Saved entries
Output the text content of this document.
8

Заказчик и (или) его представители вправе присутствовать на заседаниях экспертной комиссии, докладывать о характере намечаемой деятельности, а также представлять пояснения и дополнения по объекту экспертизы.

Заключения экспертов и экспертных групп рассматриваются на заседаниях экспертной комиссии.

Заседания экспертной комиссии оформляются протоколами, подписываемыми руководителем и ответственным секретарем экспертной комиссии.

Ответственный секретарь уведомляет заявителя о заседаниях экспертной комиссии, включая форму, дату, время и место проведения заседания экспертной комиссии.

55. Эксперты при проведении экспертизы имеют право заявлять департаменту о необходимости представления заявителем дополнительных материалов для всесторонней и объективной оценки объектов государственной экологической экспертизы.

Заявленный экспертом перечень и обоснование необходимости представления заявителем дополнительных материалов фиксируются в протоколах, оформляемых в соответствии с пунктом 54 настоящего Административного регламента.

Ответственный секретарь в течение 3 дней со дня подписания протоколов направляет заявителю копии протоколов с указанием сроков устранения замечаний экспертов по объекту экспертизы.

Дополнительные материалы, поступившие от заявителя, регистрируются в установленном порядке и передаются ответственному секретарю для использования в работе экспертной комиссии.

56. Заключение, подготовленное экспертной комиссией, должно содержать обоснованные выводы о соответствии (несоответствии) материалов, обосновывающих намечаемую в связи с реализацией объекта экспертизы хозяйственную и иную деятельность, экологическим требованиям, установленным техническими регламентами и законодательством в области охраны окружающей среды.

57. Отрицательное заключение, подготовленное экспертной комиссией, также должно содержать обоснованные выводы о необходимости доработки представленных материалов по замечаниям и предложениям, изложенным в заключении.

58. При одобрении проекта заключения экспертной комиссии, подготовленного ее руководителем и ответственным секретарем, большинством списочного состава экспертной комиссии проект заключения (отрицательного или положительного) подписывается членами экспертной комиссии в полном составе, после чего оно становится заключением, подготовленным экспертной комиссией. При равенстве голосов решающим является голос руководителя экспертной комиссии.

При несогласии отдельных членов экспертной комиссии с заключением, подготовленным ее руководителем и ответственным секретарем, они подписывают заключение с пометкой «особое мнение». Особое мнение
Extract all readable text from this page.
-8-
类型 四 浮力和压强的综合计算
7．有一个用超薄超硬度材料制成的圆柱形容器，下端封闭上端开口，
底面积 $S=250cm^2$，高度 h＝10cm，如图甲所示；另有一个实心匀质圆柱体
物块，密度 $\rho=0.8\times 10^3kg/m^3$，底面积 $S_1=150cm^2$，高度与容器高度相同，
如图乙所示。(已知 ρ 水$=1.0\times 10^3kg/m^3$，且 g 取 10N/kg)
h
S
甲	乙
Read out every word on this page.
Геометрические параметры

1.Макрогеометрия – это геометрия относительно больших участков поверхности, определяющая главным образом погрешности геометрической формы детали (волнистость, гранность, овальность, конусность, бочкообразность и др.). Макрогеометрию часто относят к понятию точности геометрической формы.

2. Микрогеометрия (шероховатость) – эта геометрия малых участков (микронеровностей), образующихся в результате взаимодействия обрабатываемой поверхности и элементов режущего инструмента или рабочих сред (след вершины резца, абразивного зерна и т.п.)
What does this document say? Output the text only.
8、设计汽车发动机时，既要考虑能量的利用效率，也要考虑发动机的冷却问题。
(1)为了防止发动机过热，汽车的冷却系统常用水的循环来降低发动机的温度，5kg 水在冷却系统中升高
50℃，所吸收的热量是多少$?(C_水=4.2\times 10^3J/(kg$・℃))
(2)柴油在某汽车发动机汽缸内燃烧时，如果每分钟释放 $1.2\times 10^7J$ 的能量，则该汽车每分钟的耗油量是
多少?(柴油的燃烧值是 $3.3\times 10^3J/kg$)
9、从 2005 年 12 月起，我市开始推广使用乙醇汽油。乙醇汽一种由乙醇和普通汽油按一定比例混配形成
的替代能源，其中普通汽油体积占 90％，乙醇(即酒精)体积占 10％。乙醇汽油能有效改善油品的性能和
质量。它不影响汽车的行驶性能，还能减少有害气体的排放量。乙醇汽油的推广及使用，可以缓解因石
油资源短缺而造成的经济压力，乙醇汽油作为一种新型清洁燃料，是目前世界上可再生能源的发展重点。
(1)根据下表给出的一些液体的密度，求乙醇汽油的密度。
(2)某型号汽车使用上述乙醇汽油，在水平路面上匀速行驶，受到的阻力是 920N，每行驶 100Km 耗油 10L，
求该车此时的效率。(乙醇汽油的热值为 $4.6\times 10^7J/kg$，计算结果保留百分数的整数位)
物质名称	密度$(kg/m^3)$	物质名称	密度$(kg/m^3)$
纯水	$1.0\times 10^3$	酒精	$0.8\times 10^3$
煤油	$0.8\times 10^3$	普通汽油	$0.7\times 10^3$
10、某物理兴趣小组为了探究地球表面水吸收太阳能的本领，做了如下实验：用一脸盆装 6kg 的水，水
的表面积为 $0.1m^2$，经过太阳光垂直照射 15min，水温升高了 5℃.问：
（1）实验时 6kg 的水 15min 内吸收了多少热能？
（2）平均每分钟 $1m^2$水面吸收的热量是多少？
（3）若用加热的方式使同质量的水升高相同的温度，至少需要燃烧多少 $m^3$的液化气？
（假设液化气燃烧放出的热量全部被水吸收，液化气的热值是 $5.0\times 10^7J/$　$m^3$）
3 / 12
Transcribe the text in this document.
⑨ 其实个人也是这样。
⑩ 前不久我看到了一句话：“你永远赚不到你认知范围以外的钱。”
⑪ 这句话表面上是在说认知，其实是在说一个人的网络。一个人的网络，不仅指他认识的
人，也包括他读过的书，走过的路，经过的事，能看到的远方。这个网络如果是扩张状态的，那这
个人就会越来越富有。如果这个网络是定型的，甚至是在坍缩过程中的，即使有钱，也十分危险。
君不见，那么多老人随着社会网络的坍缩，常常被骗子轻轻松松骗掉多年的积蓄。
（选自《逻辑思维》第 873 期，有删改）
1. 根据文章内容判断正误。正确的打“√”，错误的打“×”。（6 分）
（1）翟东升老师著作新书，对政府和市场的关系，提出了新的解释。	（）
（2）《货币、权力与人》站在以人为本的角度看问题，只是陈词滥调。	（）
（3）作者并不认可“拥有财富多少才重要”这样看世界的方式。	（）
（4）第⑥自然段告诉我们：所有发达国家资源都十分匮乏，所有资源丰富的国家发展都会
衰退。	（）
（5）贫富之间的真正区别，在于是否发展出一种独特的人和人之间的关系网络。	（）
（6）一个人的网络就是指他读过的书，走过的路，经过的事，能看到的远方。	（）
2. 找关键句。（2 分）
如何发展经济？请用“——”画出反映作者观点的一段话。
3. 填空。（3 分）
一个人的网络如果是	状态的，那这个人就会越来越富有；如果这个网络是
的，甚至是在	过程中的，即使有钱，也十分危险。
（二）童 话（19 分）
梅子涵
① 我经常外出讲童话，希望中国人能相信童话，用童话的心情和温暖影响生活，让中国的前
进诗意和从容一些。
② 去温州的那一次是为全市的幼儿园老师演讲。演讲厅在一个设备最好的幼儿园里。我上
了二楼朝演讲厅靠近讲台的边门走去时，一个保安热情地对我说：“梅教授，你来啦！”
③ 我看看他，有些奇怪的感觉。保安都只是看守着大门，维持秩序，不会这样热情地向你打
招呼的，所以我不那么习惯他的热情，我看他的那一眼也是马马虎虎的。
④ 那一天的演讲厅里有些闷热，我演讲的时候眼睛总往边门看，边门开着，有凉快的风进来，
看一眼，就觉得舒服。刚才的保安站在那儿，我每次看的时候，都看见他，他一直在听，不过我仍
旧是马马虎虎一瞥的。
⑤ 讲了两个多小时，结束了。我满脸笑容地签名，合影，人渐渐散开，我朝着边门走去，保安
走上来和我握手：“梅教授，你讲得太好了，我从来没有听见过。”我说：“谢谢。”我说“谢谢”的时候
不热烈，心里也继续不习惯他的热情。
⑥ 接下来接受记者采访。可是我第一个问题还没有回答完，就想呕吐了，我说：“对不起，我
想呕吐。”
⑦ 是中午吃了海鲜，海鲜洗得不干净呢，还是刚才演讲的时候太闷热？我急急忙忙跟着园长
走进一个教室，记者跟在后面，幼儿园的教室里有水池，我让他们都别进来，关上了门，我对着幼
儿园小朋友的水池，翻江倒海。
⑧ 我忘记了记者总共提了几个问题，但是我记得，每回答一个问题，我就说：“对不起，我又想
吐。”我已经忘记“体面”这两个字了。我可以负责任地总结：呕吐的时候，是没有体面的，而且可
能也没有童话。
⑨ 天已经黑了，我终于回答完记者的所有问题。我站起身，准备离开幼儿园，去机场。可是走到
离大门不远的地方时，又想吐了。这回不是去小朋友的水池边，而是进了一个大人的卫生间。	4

**Work to complete**
Using the records above, copy each line that contains "也十分危险".

**Task answer**
个人就会越来越富有。如果这个网络是定型的，甚至是在坍缩过程中的，即使有钱，也十分危险。
的，甚至是在	过程中的，即使有钱，也十分危险。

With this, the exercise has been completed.